BRIEF:
Answer with nothing but the number of lines that include the word "heading".

INPUT MATERIAL:
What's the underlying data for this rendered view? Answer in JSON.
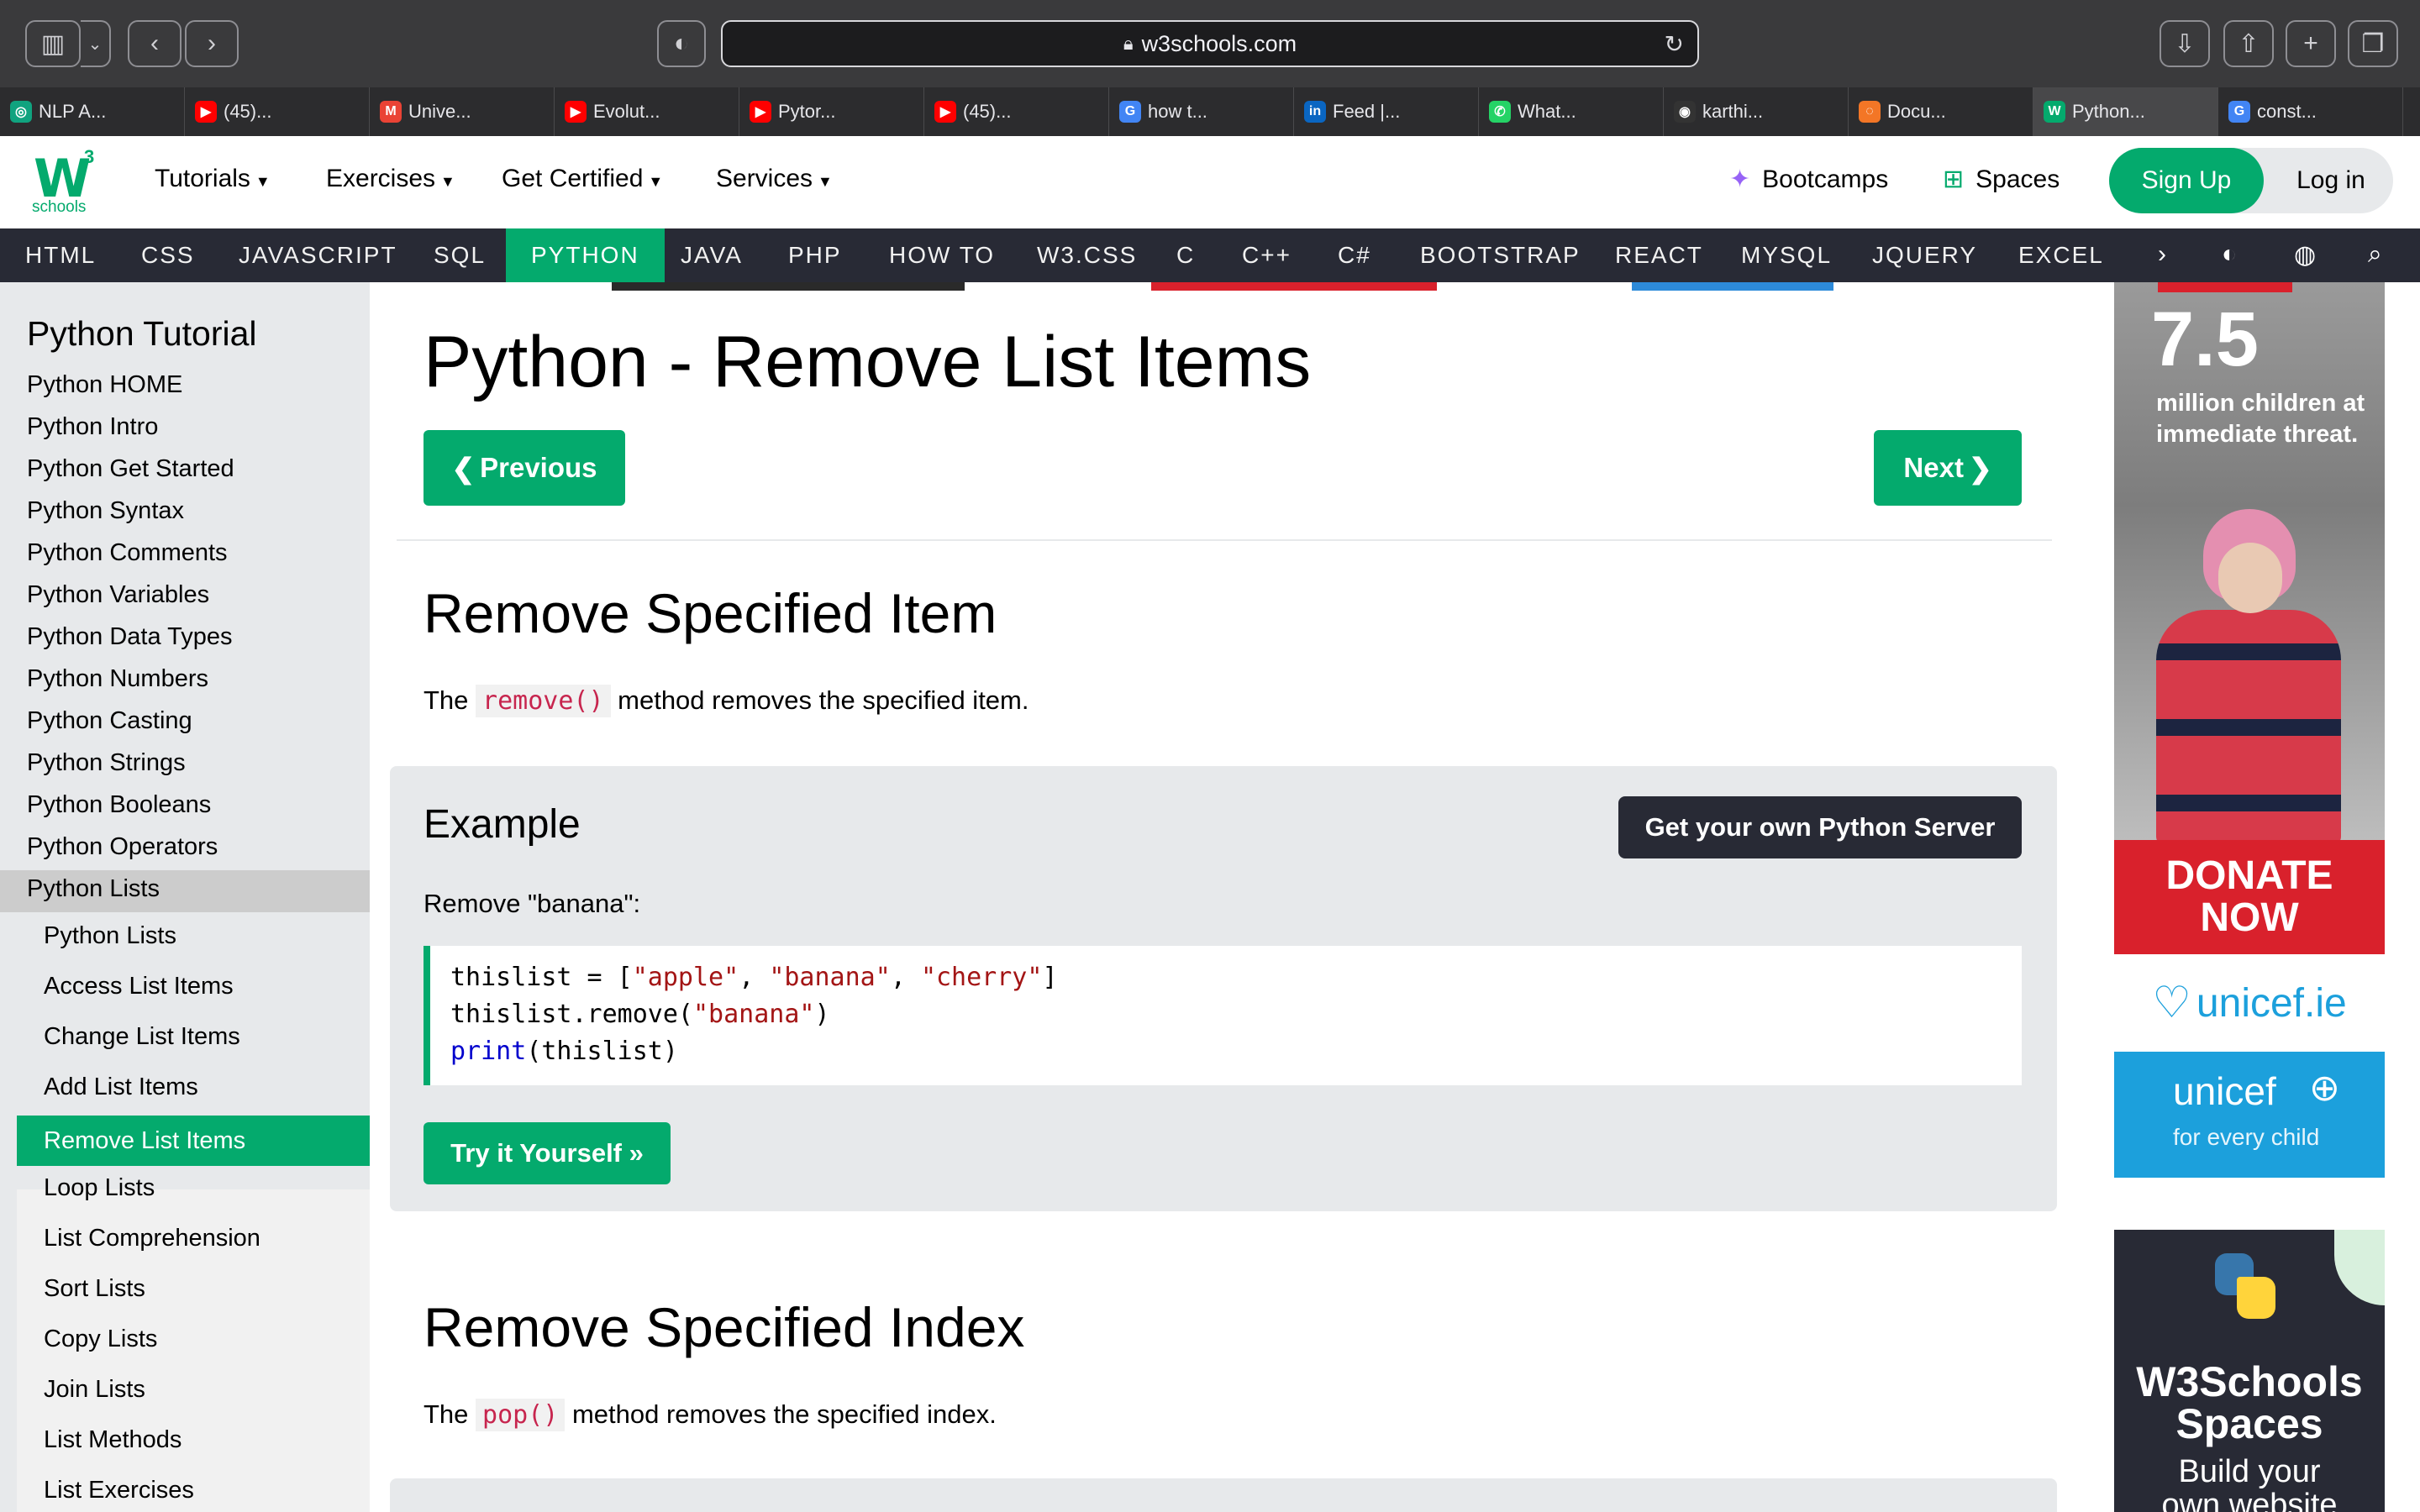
{
  "browser": {
    "url": "w3schools.com",
    "tabs": [
      {
        "label": "NLP A...",
        "icon": "openai-icon",
        "color": "#10a37f"
      },
      {
        "label": "(45)...",
        "icon": "youtube-icon",
        "color": "#ff0000"
      },
      {
        "label": "Unive...",
        "icon": "gmail-icon",
        "color": "#ea4335"
      },
      {
        "label": "Evolut...",
        "icon": "youtube-icon",
        "color": "#ff0000"
      },
      {
        "label": "Pytor...",
        "icon": "youtube-icon",
        "color": "#ff0000"
      },
      {
        "label": "(45)...",
        "icon": "youtube-icon",
        "color": "#ff0000"
      },
      {
        "label": "how t...",
        "icon": "google-icon",
        "color": "#4285f4"
      },
      {
        "label": "Feed |...",
        "icon": "linkedin-icon",
        "color": "#0a66c2"
      },
      {
        "label": "What...",
        "icon": "whatsapp-icon",
        "color": "#25d366"
      },
      {
        "label": "karthi...",
        "icon": "github-icon",
        "color": "#333333"
      },
      {
        "label": "Docu...",
        "icon": "jupyter-icon",
        "color": "#f37626"
      },
      {
        "label": "Python...",
        "icon": "w3schools-icon",
        "color": "#04aa6d"
      },
      {
        "label": "const...",
        "icon": "google-icon",
        "color": "#4285f4"
      }
    ]
  },
  "header": {
    "logo_sup": "3",
    "logo_text": "schools",
    "nav": [
      "Tutorials",
      "Exercises",
      "Get Certified",
      "Services"
    ],
    "bootcamps": "Bootcamps",
    "spaces": "Spaces",
    "signup": "Sign Up",
    "login": "Log in"
  },
  "topics": [
    "HTML",
    "CSS",
    "JAVASCRIPT",
    "SQL",
    "PYTHON",
    "JAVA",
    "PHP",
    "HOW TO",
    "W3.CSS",
    "C",
    "C++",
    "C#",
    "BOOTSTRAP",
    "REACT",
    "MYSQL",
    "JQUERY",
    "EXCEL"
  ],
  "sidebar": {
    "title": "Python Tutorial",
    "items": [
      "Python HOME",
      "Python Intro",
      "Python Get Started",
      "Python Syntax",
      "Python Comments",
      "Python Variables",
      "Python Data Types",
      "Python Numbers",
      "Python Casting",
      "Python Strings",
      "Python Booleans",
      "Python Operators",
      "Python Lists"
    ],
    "sub_items": [
      "Python Lists",
      "Access List Items",
      "Change List Items",
      "Add List Items",
      "Remove List Items",
      "Loop Lists",
      "List Comprehension",
      "Sort Lists",
      "Copy Lists",
      "Join Lists",
      "List Methods",
      "List Exercises"
    ]
  },
  "main": {
    "title": "Python - Remove List Items",
    "prev": "Previous",
    "next": "Next",
    "section1": {
      "heading": "Remove Specified Item",
      "text_before": "The ",
      "code": "remove()",
      "text_after": " method removes the specified item."
    },
    "example": {
      "title": "Example",
      "server_button": "Get your own Python Server",
      "desc": "Remove \"banana\":",
      "try_button": "Try it Yourself »",
      "code_l1_a": "thislist = [",
      "code_l1_s1": "\"apple\"",
      "code_l1_c1": ", ",
      "code_l1_s2": "\"banana\"",
      "code_l1_c2": ", ",
      "code_l1_s3": "\"cherry\"",
      "code_l1_end": "]",
      "code_l2_a": "thislist.remove(",
      "code_l2_s": "\"banana\"",
      "code_l2_end": ")",
      "code_l3_kw": "print",
      "code_l3_rest": "(thislist)"
    },
    "section2": {
      "heading": "Remove Specified Index",
      "text_before": "The ",
      "code": "pop()",
      "text_after": " method removes the specified index."
    }
  },
  "ads": {
    "unicef_stat": "7.5",
    "unicef_sub": "million children at immediate threat.",
    "donate_l1": "DONATE",
    "donate_l2": "NOW",
    "unicef_site": "unicef.ie",
    "unicef_brand": "unicef",
    "unicef_tagline": "for every child",
    "spaces_title_l1": "W3Schools",
    "spaces_title_l2": "Spaces",
    "spaces_sub_l1": "Build your",
    "spaces_sub_l2": "own website"
  }
}
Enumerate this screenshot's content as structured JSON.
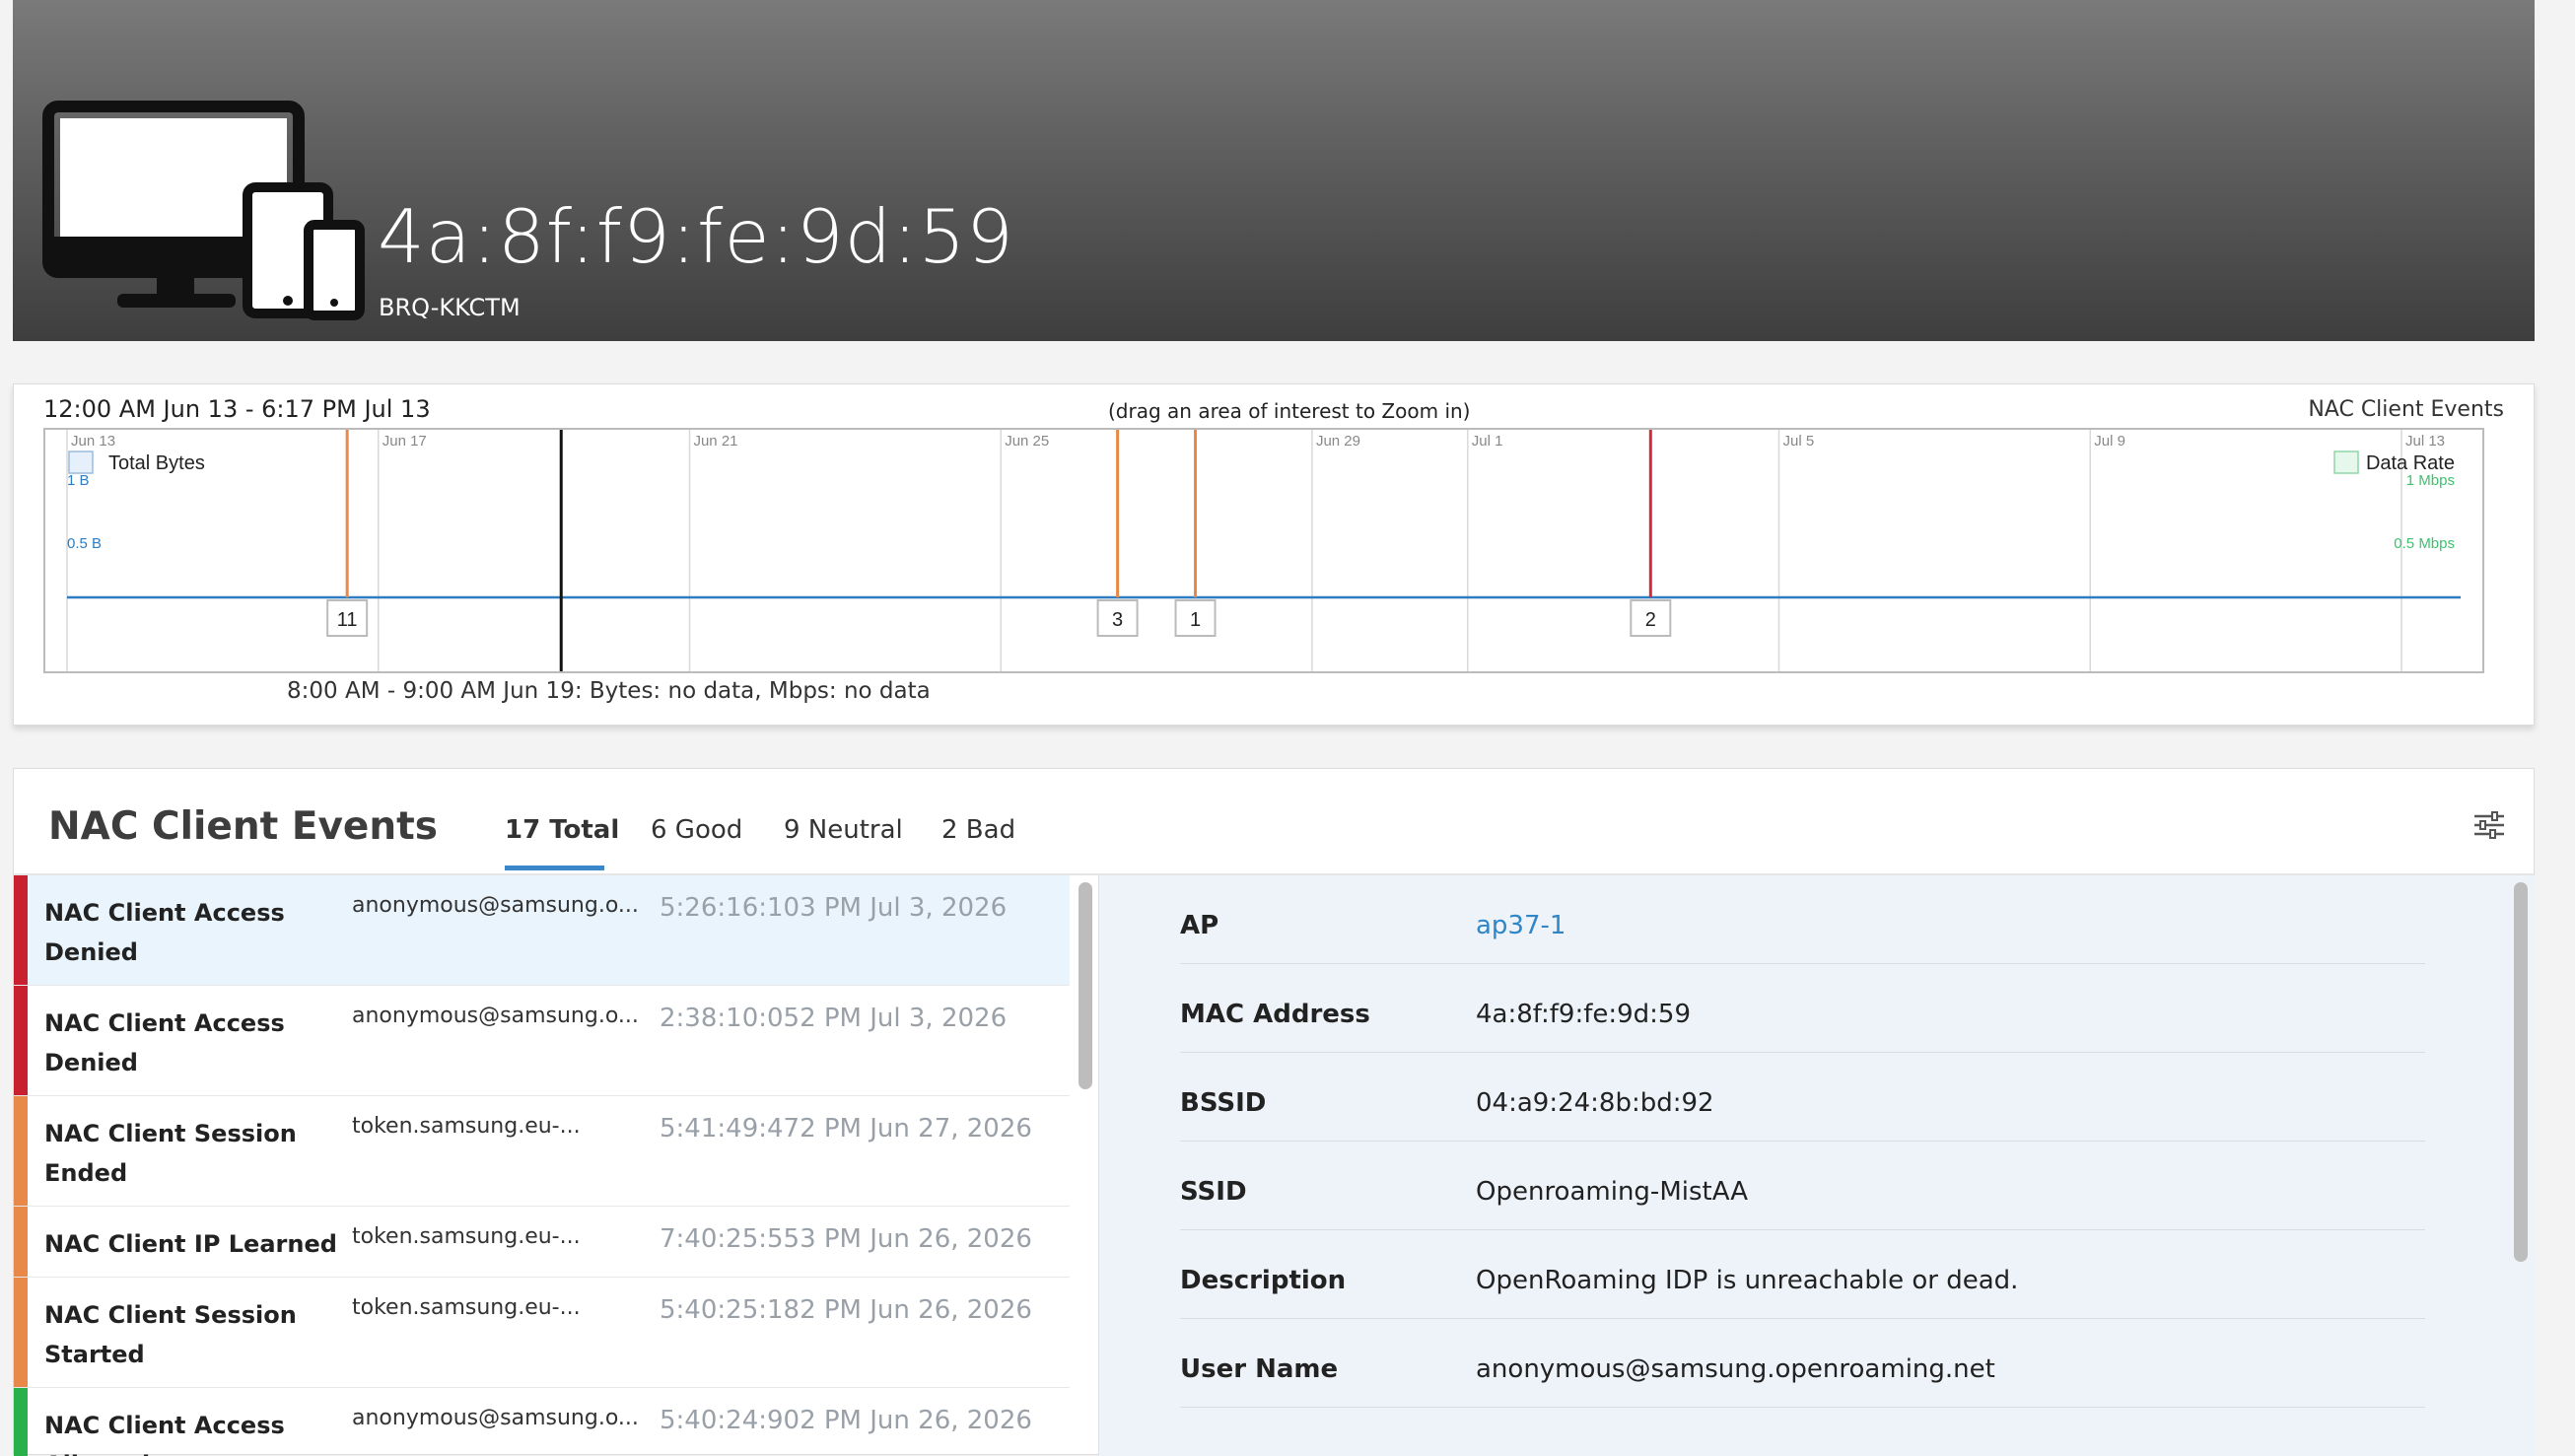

IN RESPONSE:
2